+++ Data
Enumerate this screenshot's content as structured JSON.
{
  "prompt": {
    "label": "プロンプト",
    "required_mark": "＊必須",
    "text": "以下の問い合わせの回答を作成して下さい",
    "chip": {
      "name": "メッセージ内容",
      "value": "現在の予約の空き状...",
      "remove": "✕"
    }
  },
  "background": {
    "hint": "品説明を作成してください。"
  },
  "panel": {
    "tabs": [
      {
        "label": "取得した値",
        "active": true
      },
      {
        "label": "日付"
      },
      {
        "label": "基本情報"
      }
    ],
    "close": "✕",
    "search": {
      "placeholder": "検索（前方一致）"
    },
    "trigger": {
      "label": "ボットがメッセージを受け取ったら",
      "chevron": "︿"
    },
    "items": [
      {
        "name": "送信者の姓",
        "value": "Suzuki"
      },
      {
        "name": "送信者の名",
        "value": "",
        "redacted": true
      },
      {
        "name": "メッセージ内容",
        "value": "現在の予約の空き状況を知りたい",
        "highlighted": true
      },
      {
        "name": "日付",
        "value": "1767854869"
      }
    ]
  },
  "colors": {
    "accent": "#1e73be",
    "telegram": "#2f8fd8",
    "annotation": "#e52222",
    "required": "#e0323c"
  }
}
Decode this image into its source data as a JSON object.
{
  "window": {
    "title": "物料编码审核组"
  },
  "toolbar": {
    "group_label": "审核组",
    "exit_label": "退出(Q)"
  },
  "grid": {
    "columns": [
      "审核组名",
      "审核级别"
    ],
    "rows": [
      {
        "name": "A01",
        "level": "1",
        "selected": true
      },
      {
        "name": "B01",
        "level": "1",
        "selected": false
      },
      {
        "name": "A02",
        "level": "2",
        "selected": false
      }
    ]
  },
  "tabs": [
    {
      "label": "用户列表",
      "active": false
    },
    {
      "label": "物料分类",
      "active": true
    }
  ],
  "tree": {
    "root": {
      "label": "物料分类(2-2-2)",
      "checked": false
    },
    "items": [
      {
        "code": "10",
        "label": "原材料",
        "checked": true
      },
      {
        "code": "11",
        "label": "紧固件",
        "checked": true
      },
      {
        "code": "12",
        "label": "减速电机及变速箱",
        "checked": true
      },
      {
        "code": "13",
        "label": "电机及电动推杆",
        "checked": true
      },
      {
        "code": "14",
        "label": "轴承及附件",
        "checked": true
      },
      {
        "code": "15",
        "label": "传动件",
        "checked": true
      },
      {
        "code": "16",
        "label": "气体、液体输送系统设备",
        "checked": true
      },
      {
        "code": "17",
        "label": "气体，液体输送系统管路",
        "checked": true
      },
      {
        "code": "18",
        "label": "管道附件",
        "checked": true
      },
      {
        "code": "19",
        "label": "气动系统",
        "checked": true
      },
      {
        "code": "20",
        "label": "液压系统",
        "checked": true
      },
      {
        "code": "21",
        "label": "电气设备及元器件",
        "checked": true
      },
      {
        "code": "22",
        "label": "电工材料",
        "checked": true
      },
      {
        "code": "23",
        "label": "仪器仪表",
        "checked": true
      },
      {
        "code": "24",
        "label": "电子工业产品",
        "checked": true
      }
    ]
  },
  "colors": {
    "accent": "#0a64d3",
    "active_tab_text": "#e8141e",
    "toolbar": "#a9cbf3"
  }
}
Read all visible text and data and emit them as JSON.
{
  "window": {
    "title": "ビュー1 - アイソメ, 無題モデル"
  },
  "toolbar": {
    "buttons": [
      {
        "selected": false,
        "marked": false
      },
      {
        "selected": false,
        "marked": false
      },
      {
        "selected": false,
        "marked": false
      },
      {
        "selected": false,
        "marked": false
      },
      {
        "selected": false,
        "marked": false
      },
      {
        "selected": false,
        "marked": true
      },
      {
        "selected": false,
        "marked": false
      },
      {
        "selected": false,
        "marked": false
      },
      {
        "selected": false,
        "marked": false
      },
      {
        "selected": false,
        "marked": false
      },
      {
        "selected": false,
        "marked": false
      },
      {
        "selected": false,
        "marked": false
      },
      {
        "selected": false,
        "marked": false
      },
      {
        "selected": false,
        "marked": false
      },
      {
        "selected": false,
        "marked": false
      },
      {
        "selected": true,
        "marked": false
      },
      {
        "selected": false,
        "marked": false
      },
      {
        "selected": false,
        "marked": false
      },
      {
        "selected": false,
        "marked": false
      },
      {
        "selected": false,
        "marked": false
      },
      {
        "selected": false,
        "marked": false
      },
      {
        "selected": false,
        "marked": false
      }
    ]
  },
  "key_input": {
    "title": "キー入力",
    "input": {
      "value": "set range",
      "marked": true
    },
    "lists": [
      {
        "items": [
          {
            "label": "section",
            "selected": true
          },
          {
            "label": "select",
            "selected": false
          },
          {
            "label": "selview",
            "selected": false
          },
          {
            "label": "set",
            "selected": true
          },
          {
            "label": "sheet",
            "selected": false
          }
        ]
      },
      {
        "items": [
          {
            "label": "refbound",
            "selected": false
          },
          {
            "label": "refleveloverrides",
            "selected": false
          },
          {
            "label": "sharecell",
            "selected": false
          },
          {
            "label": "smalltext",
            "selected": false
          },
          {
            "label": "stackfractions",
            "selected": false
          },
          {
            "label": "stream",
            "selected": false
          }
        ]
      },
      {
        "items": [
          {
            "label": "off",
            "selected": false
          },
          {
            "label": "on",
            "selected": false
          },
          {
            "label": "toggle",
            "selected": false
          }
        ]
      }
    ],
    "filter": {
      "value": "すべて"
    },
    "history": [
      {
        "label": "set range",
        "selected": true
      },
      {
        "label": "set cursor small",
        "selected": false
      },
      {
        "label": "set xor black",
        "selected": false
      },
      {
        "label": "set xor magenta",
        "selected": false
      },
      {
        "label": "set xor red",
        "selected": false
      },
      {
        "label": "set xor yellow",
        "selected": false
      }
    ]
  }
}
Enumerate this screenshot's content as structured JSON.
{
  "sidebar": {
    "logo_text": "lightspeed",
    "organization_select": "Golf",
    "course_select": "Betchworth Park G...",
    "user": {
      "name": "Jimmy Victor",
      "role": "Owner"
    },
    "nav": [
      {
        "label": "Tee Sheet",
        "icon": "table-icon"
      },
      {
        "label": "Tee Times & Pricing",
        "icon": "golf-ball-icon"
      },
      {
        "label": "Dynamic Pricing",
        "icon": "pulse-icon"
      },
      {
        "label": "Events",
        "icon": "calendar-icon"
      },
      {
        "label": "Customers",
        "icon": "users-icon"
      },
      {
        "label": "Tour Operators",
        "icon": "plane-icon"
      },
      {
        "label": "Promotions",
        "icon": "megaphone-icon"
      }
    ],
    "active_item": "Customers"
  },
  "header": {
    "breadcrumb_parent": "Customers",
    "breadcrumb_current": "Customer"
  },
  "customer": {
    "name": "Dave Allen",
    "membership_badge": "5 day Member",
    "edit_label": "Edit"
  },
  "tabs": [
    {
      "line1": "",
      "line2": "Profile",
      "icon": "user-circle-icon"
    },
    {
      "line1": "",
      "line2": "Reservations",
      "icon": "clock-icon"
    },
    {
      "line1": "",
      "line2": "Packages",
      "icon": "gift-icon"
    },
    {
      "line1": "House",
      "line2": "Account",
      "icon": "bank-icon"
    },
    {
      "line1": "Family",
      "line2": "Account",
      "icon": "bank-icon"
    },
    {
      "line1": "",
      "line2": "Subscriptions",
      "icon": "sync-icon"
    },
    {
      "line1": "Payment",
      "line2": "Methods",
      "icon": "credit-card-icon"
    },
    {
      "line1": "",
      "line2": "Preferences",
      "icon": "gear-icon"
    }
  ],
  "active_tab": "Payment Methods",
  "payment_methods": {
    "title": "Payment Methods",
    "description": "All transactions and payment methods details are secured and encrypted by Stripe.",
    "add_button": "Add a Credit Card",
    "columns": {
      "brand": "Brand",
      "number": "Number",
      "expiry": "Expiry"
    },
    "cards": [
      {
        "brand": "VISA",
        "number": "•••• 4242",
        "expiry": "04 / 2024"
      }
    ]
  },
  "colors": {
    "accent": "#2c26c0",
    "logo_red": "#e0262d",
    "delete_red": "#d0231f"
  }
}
++++++
▶ _Given exercise_
Look over the material above and show each line where "Pricing" appears.

▶ _Result below_
        "label": "Tee Times & Pricing",
        "label": "Dynamic Pricing",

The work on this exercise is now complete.